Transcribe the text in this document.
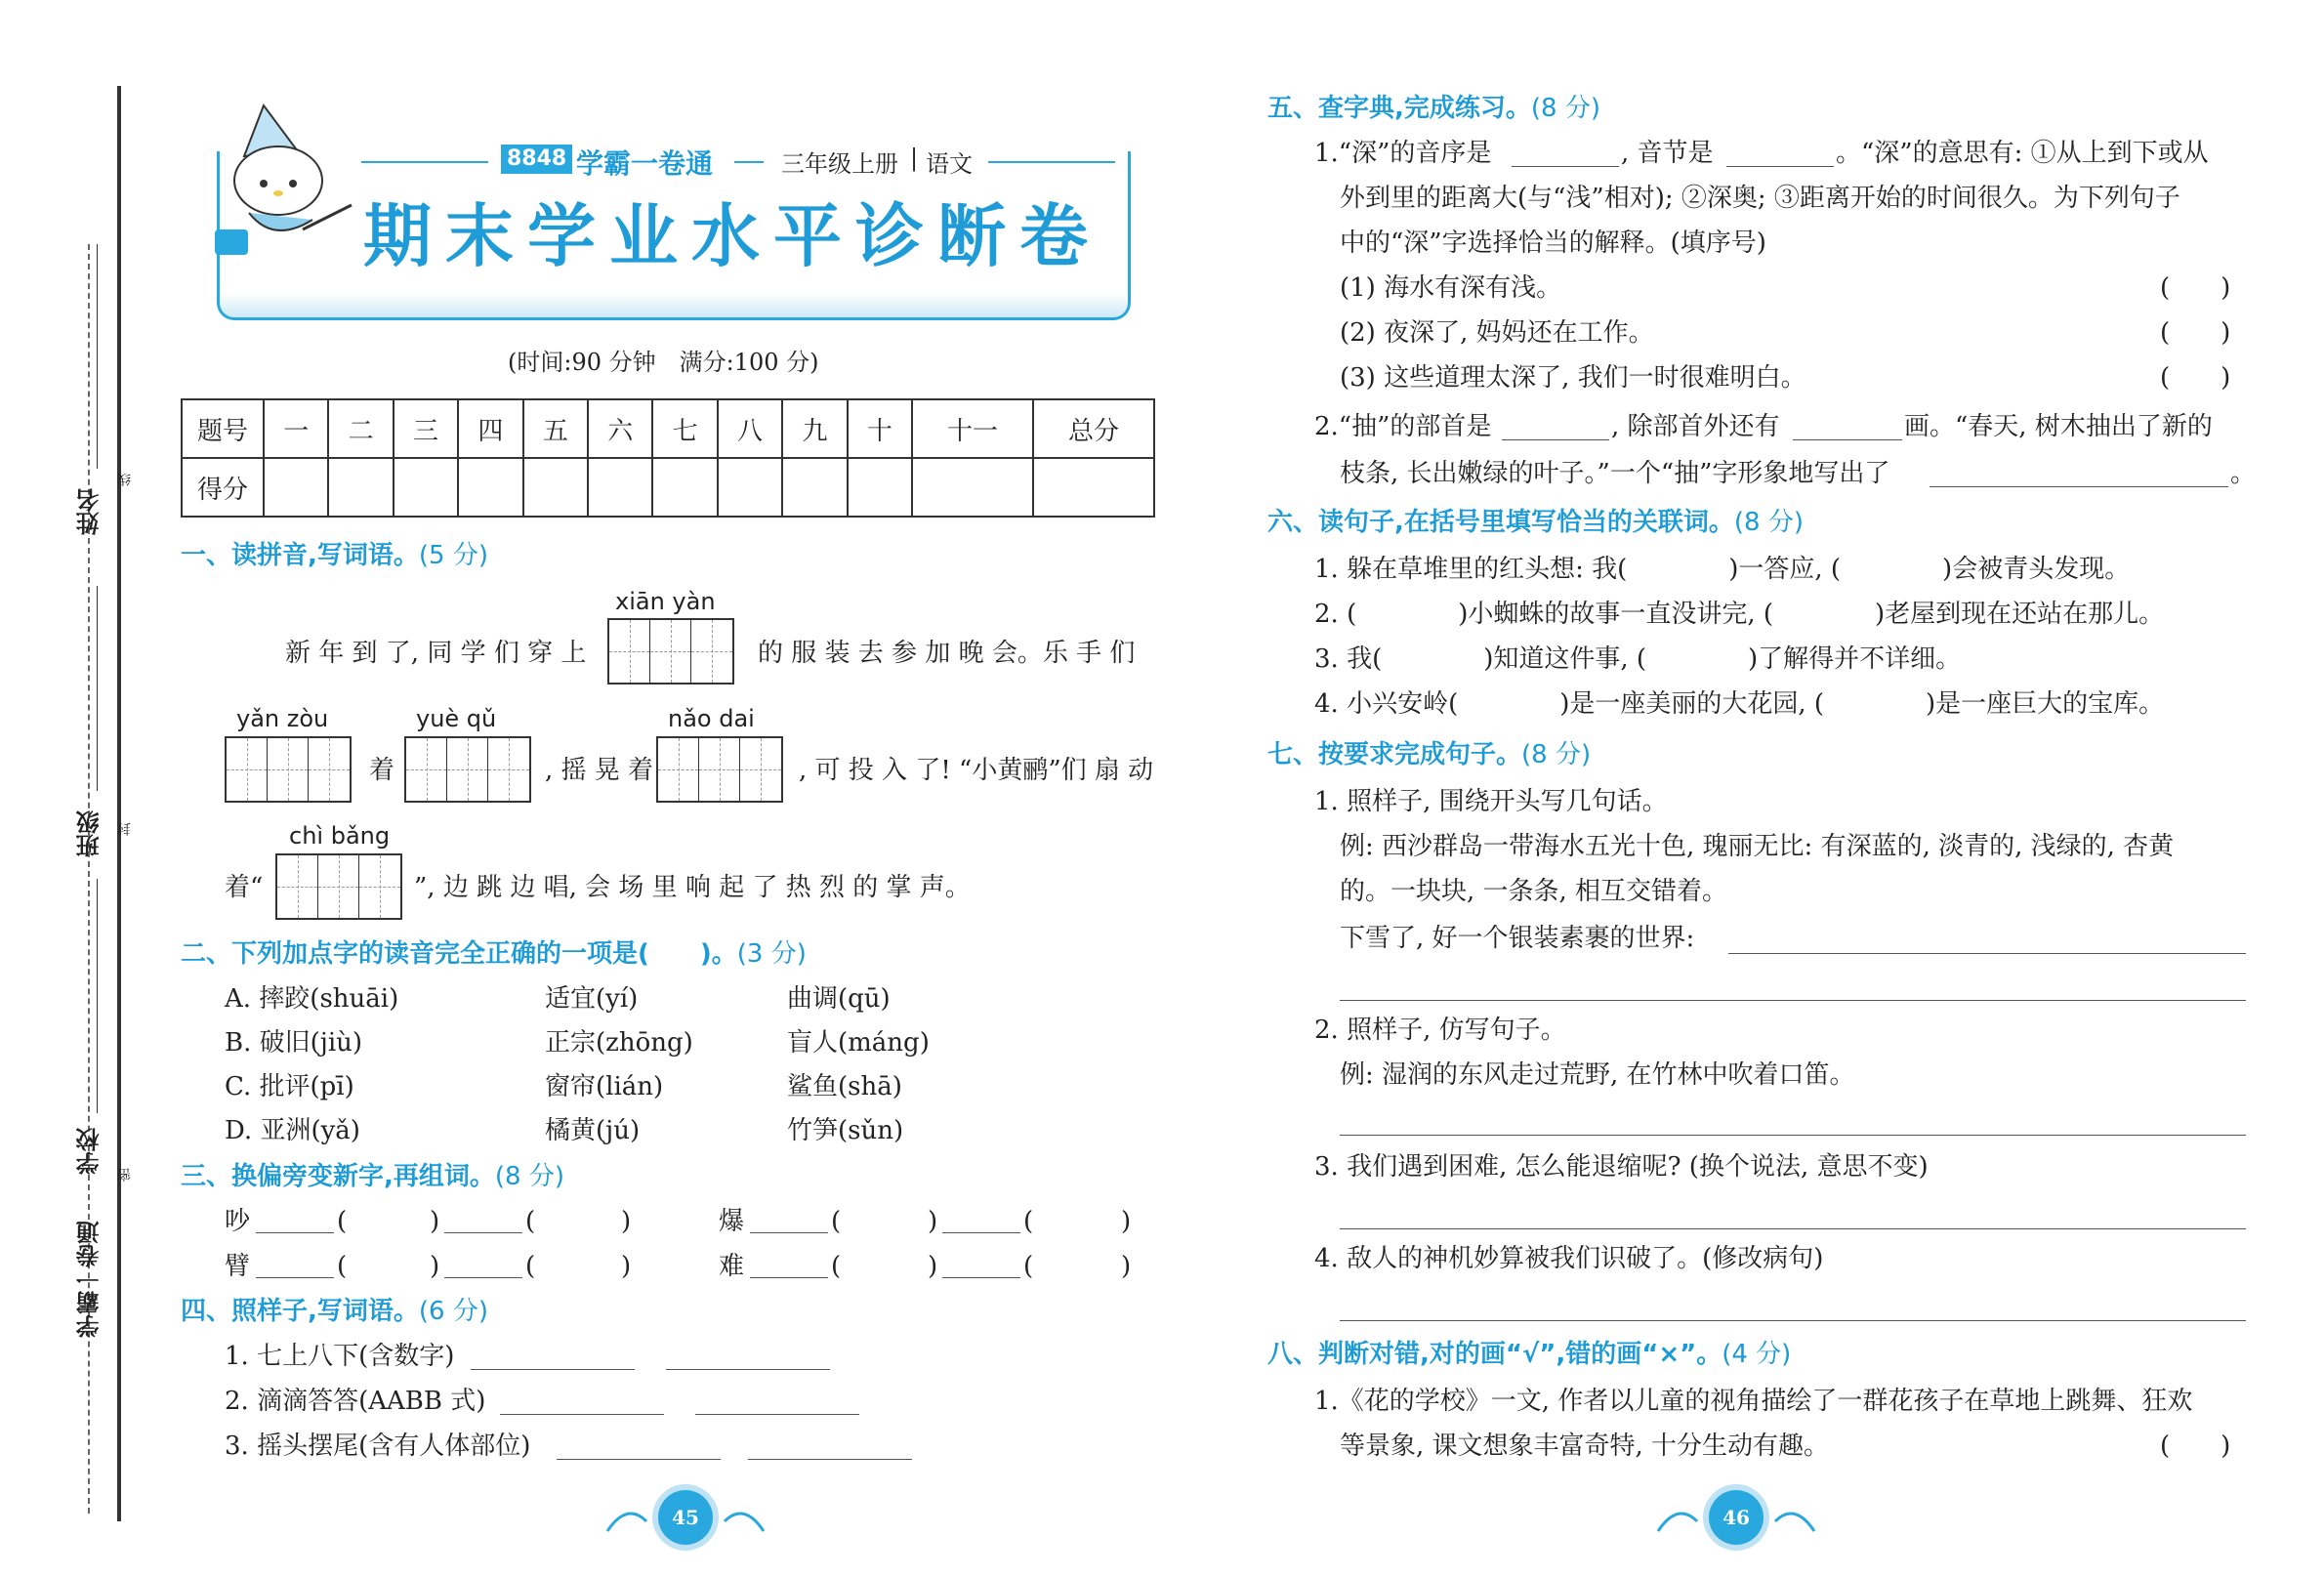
姓名
班级
学校
学霸一卷通
线
封
密
54
8848 学霸一卷通	三年级上册 | 语文
期末学业水平诊断卷
(时间:90 分钟　满分:100 分)
题号	一	二	三	四	五	六	七	八	九	十	十一	总分
得分												
一、读拼音,写词语。(5 分)
xiān yàn
新 年 到 了, 同 学 们 穿 上	的 服 装 去 参 加 晚 会。乐 手 们
yǎn zòu
着
yuè qǔ
, 摇 晃 着
nǎo dai
, 可 投 入 了! “小黄鹂”们 扇 动
chì bǎng
着“	”, 边 跳 边 唱, 会 场 里 响 起 了 热 烈 的 掌 声。
二、下列加点字的读音完全正确的一项是(　　)。(3 分)
A. 摔跤(shuāi)	适宜(yí)	曲调(qū)
B. 破旧(jiù)	正宗(zhōng)	盲人(máng)
C. 批评(pī)	窗帘(lián)	鲨鱼(shā)
D. 亚洲(yǎ)	橘黄(jú)	竹笋(sǔn)
三、换偏旁变新字,再组词。(8 分)
吵	(	)	(	)	爆	(	)	(	)
臂	(	)	(	)	难	(	)	(	)
四、照样子,写词语。(6 分)
1. 七上八下(含数字)
2. 滴滴答答(AABB 式)
3. 摇头摆尾(含有人体部位)
45
五、查字典,完成练习。(8 分)
1.“深”的音序是	, 音节是	。“深”的意思有: ①从上到下或从
外到里的距离大(与“浅”相对); ②深奥; ③距离开始的时间很久。为下列句子
中的“深”字选择恰当的解释。(填序号)
(1) 海水有深有浅。	(　　)
(2) 夜深了, 妈妈还在工作。	(　　)
(3) 这些道理太深了, 我们一时很难明白。	(　　)
2.“抽”的部首是	, 除部首外还有	画。“春天, 树木抽出了新的
枝条, 长出嫩绿的叶子。”一个“抽”字形象地写出了	。
六、读句子,在括号里填写恰当的关联词。(8 分)
1. 躲在草堆里的红头想: 我(　　　　)一答应, (　　　　)会被青头发现。
2. (　　　　)小蜘蛛的故事一直没讲完, (　　　　)老屋到现在还站在那儿。
3. 我(　　　　)知道这件事, (　　　　)了解得并不详细。
4. 小兴安岭(　　　　)是一座美丽的大花园, (　　　　)是一座巨大的宝库。
七、按要求完成句子。(8 分)
1. 照样子, 围绕开头写几句话。
例: 西沙群岛一带海水五光十色, 瑰丽无比: 有深蓝的, 淡青的, 浅绿的, 杏黄
的。一块块, 一条条, 相互交错着。
下雪了, 好一个银装素裹的世界:
2. 照样子, 仿写句子。
例: 湿润的东风走过荒野, 在竹林中吹着口笛。
3. 我们遇到困难, 怎么能退缩呢? (换个说法, 意思不变)
4. 敌人的神机妙算被我们识破了。(修改病句)
八、判断对错,对的画“√”,错的画“×”。(4 分)
1.《花的学校》一文, 作者以儿童的视角描绘了一群花孩子在草地上跳舞、狂欢
等景象, 课文想象丰富奇特, 十分生动有趣。	(　　)
46
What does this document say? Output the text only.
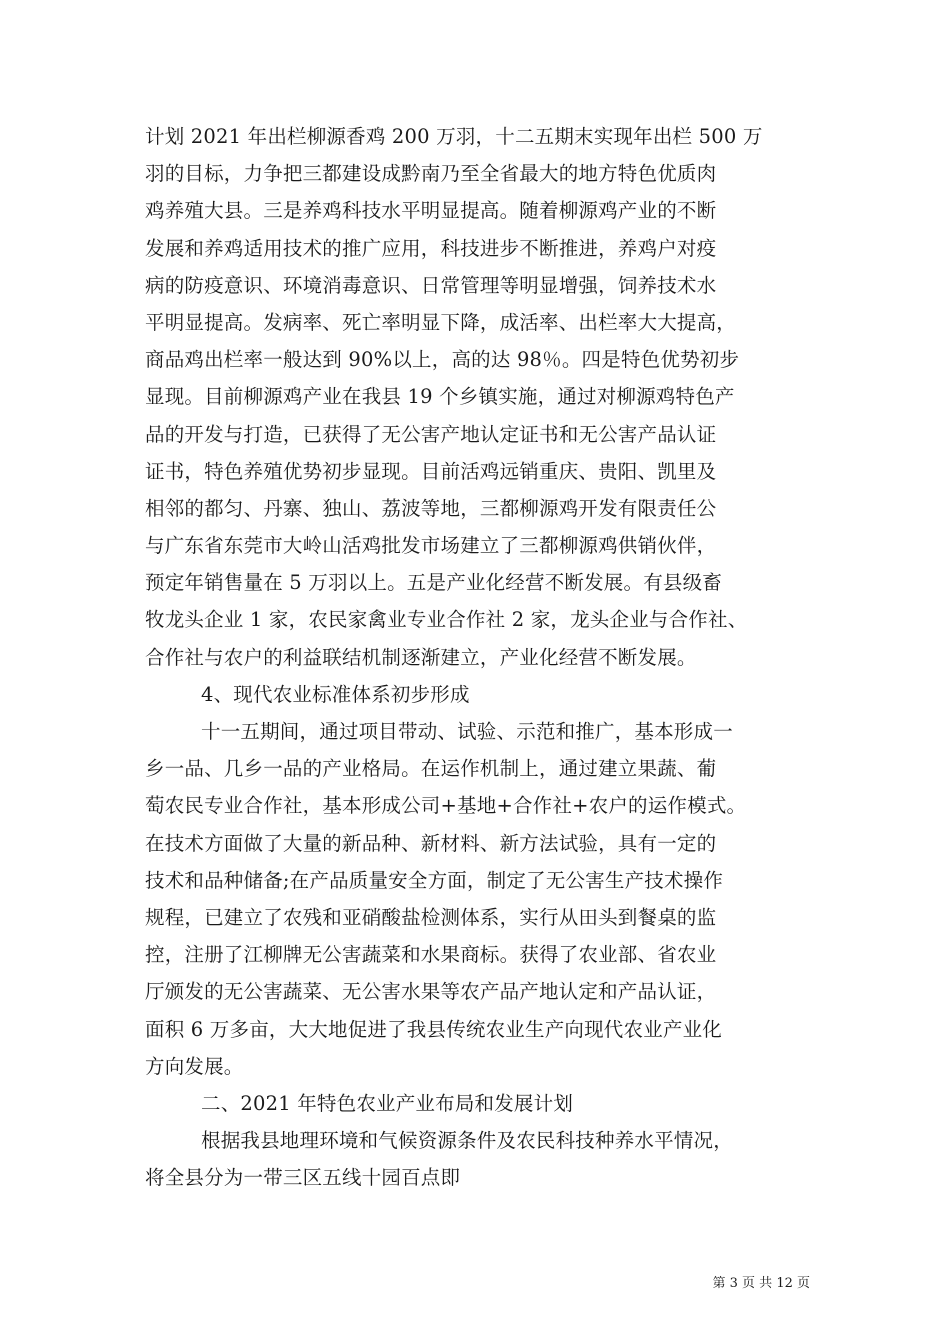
计划 2021 年出栏柳源香鸡 200 万羽，十二五期末实现年出栏 500 万
羽的目标，力争把三都建设成黔南乃至全省最大的地方特色优质肉
鸡养殖大县。三是养鸡科技水平明显提高。随着柳源鸡产业的不断
发展和养鸡适用技术的推广应用，科技进步不断推进，养鸡户对疫
病的防疫意识、环境消毒意识、日常管理等明显增强，饲养技术水
平明显提高。发病率、死亡率明显下降，成活率、出栏率大大提高，
商品鸡出栏率一般达到 90%以上，高的达 98％。四是特色优势初步
显现。目前柳源鸡产业在我县 19 个乡镇实施，通过对柳源鸡特色产
品的开发与打造，已获得了无公害产地认定证书和无公害产品认证
证书，特色养殖优势初步显现。目前活鸡远销重庆、贵阳、凯里及
相邻的都匀、丹寨、独山、荔波等地，三都柳源鸡开发有限责任公
与广东省东莞市大岭山活鸡批发市场建立了三都柳源鸡供销伙伴，
预定年销售量在 5 万羽以上。五是产业化经营不断发展。有县级畜
牧龙头企业 1 家，农民家禽业专业合作社 2 家，龙头企业与合作社、
合作社与农户的利益联结机制逐渐建立，产业化经营不断发展。
4、现代农业标准体系初步形成
十一五期间，通过项目带动、试验、示范和推广，基本形成一
乡一品、几乡一品的产业格局。在运作机制上，通过建立果蔬、葡
萄农民专业合作社，基本形成公司+基地+合作社+农户的运作模式。
在技术方面做了大量的新品种、新材料、新方法试验，具有一定的
技术和品种储备;在产品质量安全方面，制定了无公害生产技术操作
规程，已建立了农残和亚硝酸盐检测体系，实行从田头到餐桌的监
控，注册了江柳牌无公害蔬菜和水果商标。获得了农业部、省农业
厅颁发的无公害蔬菜、无公害水果等农产品产地认定和产品认证，
面积 6 万多亩，大大地促进了我县传统农业生产向现代农业产业化
方向发展。
二、2021 年特色农业产业布局和发展计划
根据我县地理环境和气候资源条件及农民科技种养水平情况，
将全县分为一带三区五线十园百点即
第 3 页 共 12 页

| Written problem |
Leave out the pictures and give the rest of the records again exactly.

| Solution to the exercise |
Transcribe the text in this document.
姓名
班级
学校
学霸一卷通
线
封
密
54
8848 学霸一卷通	三年级上册 | 语文
期末学业水平诊断卷
(时间:90 分钟　满分:100 分)
题号	一	二	三	四	五	六	七	八	九	十	十一	总分
得分												
一、读拼音,写词语。(5 分)
xiān yàn
新 年 到 了, 同 学 们 穿 上	的 服 装 去 参 加 晚 会。乐 手 们
yǎn zòu
着
yuè qǔ
, 摇 晃 着
nǎo dai
, 可 投 入 了! “小黄鹂”们 扇 动
chì bǎng
着“	”, 边 跳 边 唱, 会 场 里 响 起 了 热 烈 的 掌 声。
二、下列加点字的读音完全正确的一项是(　　)。(3 分)
A. 摔跤(shuāi)	适宜(yí)	曲调(qū)
B. 破旧(jiù)	正宗(zhōng)	盲人(máng)
C. 批评(pī)	窗帘(lián)	鲨鱼(shā)
D. 亚洲(yǎ)	橘黄(jú)	竹笋(sǔn)
三、换偏旁变新字,再组词。(8 分)
吵	(	)	(	)	爆	(	)	(	)
臂	(	)	(	)	难	(	)	(	)
四、照样子,写词语。(6 分)
1. 七上八下(含数字)
2. 滴滴答答(AABB 式)
3. 摇头摆尾(含有人体部位)
45
五、查字典,完成练习。(8 分)
1.“深”的音序是	, 音节是	。“深”的意思有: ①从上到下或从
外到里的距离大(与“浅”相对); ②深奥; ③距离开始的时间很久。为下列句子
中的“深”字选择恰当的解释。(填序号)
(1) 海水有深有浅。	(　　)
(2) 夜深了, 妈妈还在工作。	(　　)
(3) 这些道理太深了, 我们一时很难明白。	(　　)
2.“抽”的部首是	, 除部首外还有	画。“春天, 树木抽出了新的
枝条, 长出嫩绿的叶子。”一个“抽”字形象地写出了	。
六、读句子,在括号里填写恰当的关联词。(8 分)
1. 躲在草堆里的红头想: 我(　　　　)一答应, (　　　　)会被青头发现。
2. (　　　　)小蜘蛛的故事一直没讲完, (　　　　)老屋到现在还站在那儿。
3. 我(　　　　)知道这件事, (　　　　)了解得并不详细。
4. 小兴安岭(　　　　)是一座美丽的大花园, (　　　　)是一座巨大的宝库。
七、按要求完成句子。(8 分)
1. 照样子, 围绕开头写几句话。
例: 西沙群岛一带海水五光十色, 瑰丽无比: 有深蓝的, 淡青的, 浅绿的, 杏黄
的。一块块, 一条条, 相互交错着。
下雪了, 好一个银装素裹的世界:
2. 照样子, 仿写句子。
例: 湿润的东风走过荒野, 在竹林中吹着口笛。
3. 我们遇到困难, 怎么能退缩呢? (换个说法, 意思不变)
4. 敌人的神机妙算被我们识破了。(修改病句)
八、判断对错,对的画“√”,错的画“×”。(4 分)
1.《花的学校》一文, 作者以儿童的视角描绘了一群花孩子在草地上跳舞、狂欢
等景象, 课文想象丰富奇特, 十分生动有趣。	(　　)
46
What does this document say? Output the text only.
计划 2021 年出栏柳源香鸡 200 万羽，十二五期末实现年出栏 500 万
羽的目标，力争把三都建设成黔南乃至全省最大的地方特色优质肉
鸡养殖大县。三是养鸡科技水平明显提高。随着柳源鸡产业的不断
发展和养鸡适用技术的推广应用，科技进步不断推进，养鸡户对疫
病的防疫意识、环境消毒意识、日常管理等明显增强，饲养技术水
平明显提高。发病率、死亡率明显下降，成活率、出栏率大大提高，
商品鸡出栏率一般达到 90%以上，高的达 98％。四是特色优势初步
显现。目前柳源鸡产业在我县 19 个乡镇实施，通过对柳源鸡特色产
品的开发与打造，已获得了无公害产地认定证书和无公害产品认证
证书，特色养殖优势初步显现。目前活鸡远销重庆、贵阳、凯里及
相邻的都匀、丹寨、独山、荔波等地，三都柳源鸡开发有限责任公
与广东省东莞市大岭山活鸡批发市场建立了三都柳源鸡供销伙伴，
预定年销售量在 5 万羽以上。五是产业化经营不断发展。有县级畜
牧龙头企业 1 家，农民家禽业专业合作社 2 家，龙头企业与合作社、
合作社与农户的利益联结机制逐渐建立，产业化经营不断发展。
4、现代农业标准体系初步形成
十一五期间，通过项目带动、试验、示范和推广，基本形成一
乡一品、几乡一品的产业格局。在运作机制上，通过建立果蔬、葡
萄农民专业合作社，基本形成公司+基地+合作社+农户的运作模式。
在技术方面做了大量的新品种、新材料、新方法试验，具有一定的
技术和品种储备;在产品质量安全方面，制定了无公害生产技术操作
规程，已建立了农残和亚硝酸盐检测体系，实行从田头到餐桌的监
控，注册了江柳牌无公害蔬菜和水果商标。获得了农业部、省农业
厅颁发的无公害蔬菜、无公害水果等农产品产地认定和产品认证，
面积 6 万多亩，大大地促进了我县传统农业生产向现代农业产业化
方向发展。
二、2021 年特色农业产业布局和发展计划
根据我县地理环境和气候资源条件及农民科技种养水平情况，
将全县分为一带三区五线十园百点即
第 3 页 共 12 页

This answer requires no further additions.